• Task: Some lines in the listing below may include the string "content". How many are there? Give only the number.

• Records supplied:
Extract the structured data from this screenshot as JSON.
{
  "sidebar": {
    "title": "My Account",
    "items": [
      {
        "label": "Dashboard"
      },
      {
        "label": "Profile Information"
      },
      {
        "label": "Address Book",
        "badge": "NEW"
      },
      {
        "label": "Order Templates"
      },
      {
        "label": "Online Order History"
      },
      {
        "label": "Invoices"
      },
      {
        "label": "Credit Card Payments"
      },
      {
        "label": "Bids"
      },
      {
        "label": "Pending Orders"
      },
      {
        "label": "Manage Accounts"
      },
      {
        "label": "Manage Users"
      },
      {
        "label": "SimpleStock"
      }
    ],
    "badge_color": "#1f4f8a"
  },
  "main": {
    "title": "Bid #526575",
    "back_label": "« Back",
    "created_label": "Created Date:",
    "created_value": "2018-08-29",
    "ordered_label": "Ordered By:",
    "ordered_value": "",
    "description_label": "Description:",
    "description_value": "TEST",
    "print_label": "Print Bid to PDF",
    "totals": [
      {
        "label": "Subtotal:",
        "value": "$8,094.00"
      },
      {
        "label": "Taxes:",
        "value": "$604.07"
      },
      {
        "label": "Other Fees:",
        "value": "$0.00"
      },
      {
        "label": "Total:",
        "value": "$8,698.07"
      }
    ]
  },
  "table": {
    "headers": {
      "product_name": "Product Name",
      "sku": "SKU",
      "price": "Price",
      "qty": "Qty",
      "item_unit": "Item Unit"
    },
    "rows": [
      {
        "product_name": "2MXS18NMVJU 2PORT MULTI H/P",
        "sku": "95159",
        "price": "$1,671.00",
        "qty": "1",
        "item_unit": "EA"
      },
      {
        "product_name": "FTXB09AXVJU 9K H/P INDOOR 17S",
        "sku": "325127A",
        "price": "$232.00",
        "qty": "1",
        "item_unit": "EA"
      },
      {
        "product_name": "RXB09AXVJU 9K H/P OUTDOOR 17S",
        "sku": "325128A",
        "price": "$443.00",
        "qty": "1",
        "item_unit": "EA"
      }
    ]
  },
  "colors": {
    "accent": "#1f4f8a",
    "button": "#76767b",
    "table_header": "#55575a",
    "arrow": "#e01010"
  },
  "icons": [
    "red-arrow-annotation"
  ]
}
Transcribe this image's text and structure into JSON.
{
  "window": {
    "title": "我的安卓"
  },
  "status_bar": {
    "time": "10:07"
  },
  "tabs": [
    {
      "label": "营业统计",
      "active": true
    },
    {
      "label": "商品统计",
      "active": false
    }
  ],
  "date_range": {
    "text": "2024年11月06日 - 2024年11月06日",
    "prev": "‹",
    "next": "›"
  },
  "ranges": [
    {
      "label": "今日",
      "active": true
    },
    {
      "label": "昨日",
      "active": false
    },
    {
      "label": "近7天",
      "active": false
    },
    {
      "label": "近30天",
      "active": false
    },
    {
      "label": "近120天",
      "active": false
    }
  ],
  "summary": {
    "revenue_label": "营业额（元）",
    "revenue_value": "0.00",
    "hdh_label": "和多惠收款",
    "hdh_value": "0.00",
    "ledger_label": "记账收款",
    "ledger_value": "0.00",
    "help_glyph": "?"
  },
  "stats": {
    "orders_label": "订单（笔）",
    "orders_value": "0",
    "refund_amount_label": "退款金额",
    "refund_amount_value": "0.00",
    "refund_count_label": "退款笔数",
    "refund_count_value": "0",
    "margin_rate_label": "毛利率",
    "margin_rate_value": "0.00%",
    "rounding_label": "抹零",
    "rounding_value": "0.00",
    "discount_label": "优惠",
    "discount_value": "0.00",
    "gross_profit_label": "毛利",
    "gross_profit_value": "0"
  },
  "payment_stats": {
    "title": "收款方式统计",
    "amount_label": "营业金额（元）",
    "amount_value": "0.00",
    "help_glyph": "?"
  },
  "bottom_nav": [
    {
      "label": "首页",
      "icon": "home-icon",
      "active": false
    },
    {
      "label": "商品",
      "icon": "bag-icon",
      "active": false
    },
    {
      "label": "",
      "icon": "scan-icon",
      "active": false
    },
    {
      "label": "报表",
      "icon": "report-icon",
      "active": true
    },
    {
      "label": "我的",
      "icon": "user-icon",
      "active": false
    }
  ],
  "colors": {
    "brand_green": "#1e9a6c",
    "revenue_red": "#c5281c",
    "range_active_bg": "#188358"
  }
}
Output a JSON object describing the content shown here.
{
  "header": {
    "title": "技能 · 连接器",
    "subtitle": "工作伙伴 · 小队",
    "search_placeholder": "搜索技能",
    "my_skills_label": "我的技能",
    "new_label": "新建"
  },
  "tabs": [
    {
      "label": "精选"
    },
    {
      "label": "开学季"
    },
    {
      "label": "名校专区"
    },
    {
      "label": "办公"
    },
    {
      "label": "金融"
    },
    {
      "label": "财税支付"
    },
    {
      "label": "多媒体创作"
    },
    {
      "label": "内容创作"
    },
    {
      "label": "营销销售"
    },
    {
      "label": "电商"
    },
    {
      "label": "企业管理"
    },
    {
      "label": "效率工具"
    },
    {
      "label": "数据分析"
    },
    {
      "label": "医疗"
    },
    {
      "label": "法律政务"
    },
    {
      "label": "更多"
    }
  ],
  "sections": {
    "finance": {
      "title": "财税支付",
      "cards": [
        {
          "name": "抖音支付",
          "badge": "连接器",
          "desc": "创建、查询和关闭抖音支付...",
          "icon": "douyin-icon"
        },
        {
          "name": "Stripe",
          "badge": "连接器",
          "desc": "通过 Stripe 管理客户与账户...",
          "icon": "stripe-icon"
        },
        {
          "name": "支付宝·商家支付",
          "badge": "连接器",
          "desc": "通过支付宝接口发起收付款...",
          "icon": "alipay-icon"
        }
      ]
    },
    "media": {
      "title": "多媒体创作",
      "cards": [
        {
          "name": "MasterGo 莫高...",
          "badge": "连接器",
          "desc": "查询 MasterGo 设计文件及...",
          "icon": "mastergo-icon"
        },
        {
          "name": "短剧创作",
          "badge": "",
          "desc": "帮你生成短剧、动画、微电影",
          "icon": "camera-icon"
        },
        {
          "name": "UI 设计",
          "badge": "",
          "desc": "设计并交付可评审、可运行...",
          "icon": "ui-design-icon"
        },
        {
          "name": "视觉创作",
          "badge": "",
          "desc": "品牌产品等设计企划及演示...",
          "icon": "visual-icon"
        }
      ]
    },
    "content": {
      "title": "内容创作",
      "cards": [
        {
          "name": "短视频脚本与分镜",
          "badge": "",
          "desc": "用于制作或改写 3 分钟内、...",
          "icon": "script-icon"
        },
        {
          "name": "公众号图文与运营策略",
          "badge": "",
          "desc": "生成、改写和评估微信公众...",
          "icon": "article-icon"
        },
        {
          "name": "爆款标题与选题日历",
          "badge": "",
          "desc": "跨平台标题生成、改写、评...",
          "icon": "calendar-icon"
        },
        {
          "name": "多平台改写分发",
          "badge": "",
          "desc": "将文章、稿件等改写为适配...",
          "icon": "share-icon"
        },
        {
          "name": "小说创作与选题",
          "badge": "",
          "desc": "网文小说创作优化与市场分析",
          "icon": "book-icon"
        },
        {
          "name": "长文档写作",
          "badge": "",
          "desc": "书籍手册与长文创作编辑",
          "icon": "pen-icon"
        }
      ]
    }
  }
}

• Correct answer: 2